# start of Records shown

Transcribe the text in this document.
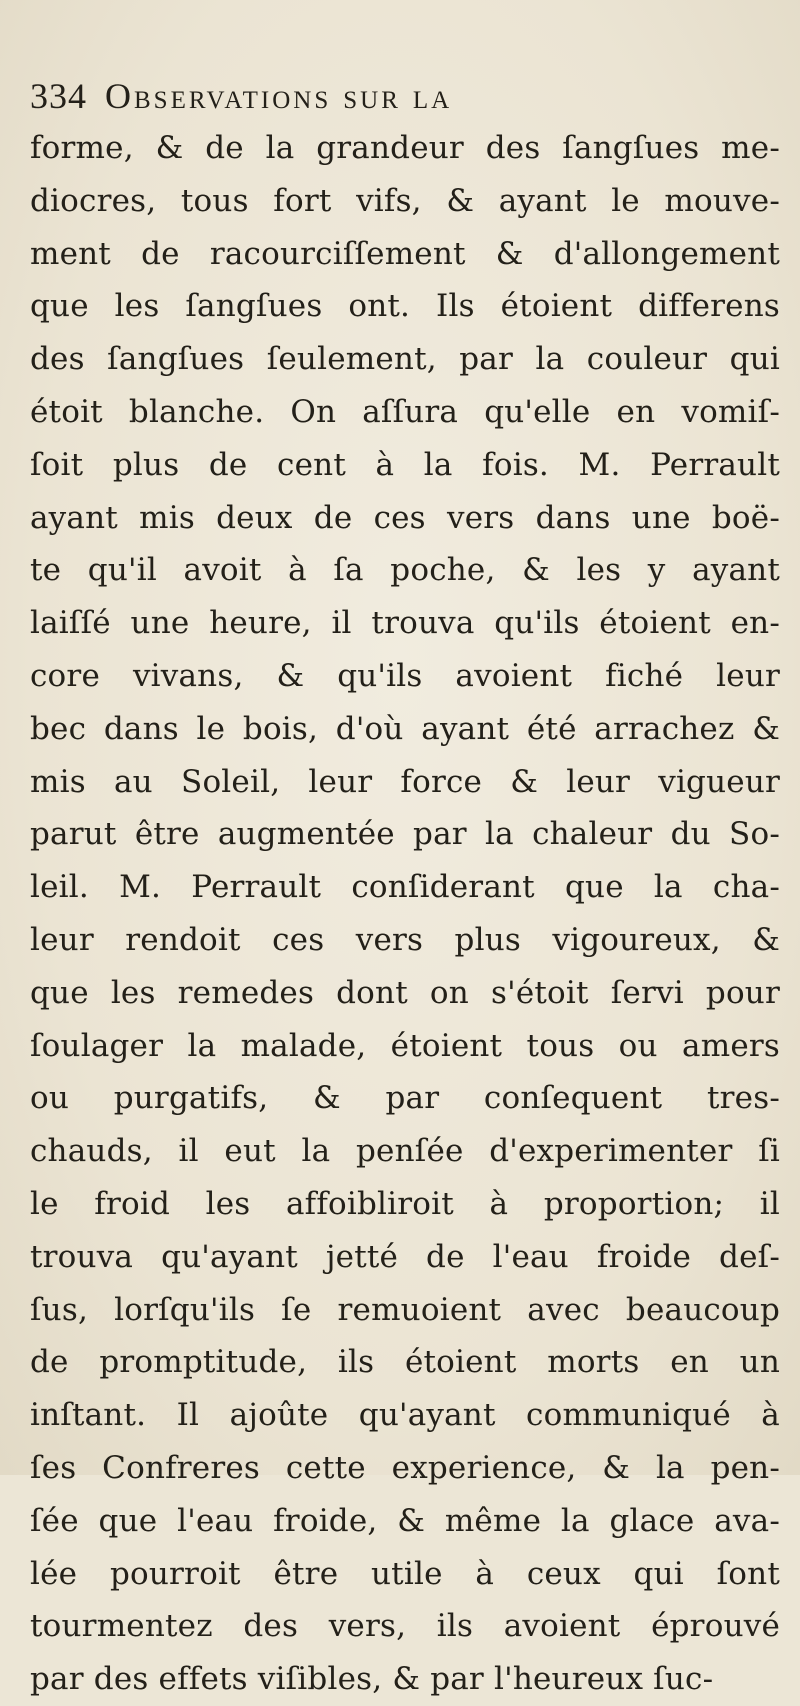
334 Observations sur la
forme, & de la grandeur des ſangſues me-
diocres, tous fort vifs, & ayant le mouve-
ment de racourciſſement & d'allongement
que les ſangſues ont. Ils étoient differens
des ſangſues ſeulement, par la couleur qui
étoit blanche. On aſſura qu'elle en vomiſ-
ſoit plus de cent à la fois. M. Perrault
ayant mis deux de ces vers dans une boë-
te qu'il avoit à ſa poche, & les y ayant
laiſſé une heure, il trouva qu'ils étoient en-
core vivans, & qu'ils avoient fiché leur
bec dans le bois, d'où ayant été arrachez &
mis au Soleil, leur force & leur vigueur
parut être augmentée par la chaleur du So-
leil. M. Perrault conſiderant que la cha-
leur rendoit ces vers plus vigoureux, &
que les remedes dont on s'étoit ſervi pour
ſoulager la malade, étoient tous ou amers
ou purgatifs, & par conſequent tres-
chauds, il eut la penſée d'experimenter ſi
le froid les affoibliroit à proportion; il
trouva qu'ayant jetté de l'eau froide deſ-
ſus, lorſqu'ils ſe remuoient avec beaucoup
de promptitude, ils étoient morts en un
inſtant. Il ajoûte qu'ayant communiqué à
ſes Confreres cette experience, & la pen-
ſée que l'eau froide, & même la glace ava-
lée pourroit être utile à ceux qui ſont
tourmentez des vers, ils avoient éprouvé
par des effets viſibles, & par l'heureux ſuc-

# end of Records shown

Directive -
Set out every line from the material that contains the string "plus".

Task result -
ſoit plus de cent à la fois. M. Perrault
leur rendoit ces vers plus vigoureux, &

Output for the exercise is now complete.